* _The request_
Report the number of lines in the entries below that include the word "Kesehatan", and nothing else.

Records from a collection of figures:
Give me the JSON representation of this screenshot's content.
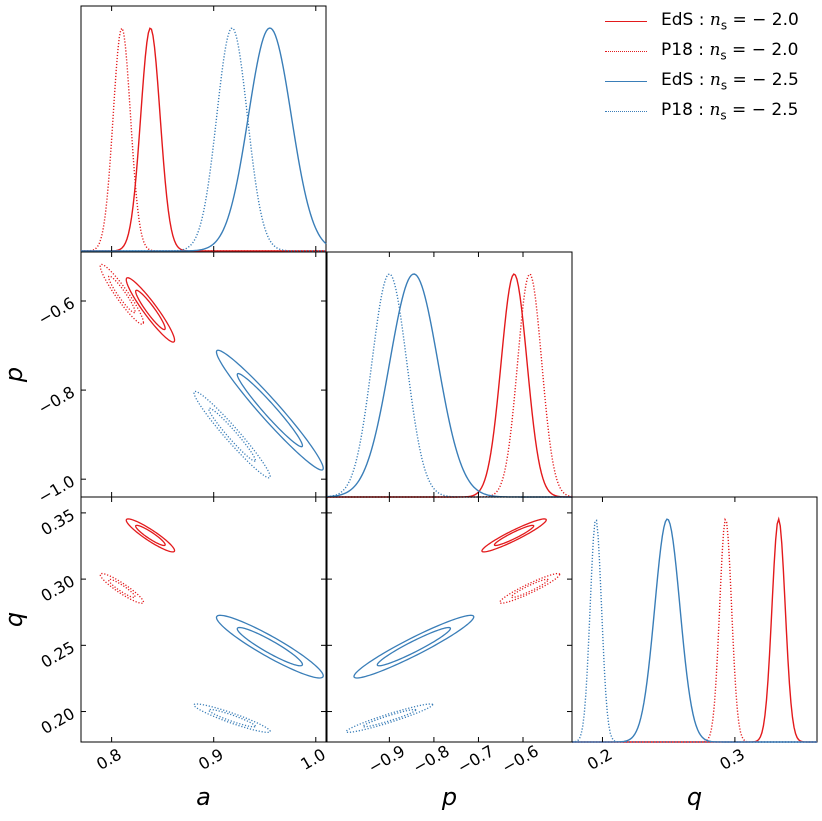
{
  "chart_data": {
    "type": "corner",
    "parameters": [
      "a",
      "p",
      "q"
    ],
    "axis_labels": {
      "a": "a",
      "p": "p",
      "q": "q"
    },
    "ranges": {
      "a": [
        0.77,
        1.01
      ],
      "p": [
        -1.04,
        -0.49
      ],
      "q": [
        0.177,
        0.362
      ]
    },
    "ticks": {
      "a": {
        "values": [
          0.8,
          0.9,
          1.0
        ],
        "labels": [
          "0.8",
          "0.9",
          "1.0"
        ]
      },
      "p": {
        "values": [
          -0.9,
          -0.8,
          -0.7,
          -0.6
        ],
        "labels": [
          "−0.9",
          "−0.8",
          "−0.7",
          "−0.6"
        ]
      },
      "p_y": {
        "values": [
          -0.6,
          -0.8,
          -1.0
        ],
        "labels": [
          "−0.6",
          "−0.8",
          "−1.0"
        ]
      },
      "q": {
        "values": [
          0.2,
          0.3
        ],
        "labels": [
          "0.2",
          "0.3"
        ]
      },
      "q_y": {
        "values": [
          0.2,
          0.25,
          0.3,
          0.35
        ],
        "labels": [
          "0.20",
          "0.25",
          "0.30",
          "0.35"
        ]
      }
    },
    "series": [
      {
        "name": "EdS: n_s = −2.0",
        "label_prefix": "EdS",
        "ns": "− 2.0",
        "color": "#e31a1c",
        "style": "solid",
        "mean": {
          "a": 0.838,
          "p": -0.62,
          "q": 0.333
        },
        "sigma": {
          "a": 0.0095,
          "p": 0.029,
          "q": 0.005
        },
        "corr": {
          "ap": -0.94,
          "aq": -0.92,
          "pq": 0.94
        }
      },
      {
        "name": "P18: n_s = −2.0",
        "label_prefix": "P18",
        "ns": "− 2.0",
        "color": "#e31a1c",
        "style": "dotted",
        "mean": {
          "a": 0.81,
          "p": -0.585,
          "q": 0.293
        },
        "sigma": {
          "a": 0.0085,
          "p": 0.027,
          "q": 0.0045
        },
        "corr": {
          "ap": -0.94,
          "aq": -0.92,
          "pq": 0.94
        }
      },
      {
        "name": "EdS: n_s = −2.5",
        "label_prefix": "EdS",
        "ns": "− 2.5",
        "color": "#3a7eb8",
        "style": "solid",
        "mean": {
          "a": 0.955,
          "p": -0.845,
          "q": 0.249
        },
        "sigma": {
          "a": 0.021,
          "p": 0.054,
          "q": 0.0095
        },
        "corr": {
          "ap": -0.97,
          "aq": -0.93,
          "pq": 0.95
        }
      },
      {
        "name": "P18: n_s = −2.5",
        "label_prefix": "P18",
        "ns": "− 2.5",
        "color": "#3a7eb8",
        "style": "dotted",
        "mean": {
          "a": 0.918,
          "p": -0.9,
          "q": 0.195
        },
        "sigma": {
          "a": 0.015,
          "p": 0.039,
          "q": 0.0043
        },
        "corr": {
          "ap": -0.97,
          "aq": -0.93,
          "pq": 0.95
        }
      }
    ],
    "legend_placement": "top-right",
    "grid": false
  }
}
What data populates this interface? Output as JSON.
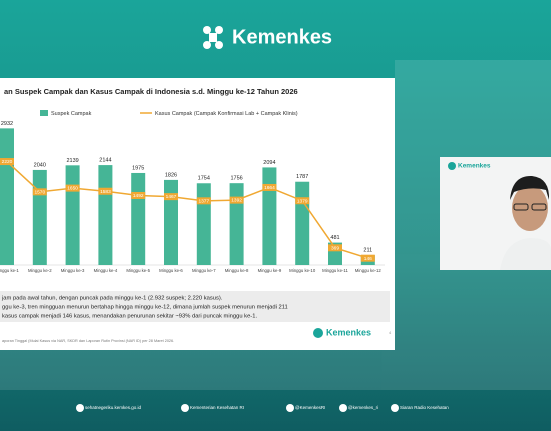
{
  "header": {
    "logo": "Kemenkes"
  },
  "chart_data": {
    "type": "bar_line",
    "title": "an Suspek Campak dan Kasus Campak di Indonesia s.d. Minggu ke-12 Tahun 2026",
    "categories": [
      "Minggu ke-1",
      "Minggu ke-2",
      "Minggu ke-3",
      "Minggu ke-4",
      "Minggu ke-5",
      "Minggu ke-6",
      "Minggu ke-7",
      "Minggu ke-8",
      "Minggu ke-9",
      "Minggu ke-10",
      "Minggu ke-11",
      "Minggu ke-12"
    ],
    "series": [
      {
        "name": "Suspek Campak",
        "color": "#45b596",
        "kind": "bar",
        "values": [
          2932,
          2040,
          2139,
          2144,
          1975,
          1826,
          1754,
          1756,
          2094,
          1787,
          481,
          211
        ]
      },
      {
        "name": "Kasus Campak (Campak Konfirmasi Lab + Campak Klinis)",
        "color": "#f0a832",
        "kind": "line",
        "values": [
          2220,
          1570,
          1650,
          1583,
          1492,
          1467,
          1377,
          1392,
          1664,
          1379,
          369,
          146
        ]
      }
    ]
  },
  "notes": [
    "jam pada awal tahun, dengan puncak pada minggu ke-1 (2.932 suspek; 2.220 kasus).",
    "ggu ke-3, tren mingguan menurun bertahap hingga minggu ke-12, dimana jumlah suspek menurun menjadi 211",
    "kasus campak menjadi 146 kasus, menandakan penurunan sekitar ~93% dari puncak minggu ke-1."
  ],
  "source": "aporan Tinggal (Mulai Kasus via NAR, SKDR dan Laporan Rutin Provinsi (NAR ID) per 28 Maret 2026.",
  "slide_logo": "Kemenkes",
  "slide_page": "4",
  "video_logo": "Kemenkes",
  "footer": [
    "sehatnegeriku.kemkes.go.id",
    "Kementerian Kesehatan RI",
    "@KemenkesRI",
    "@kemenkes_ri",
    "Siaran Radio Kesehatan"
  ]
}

* _Result_
2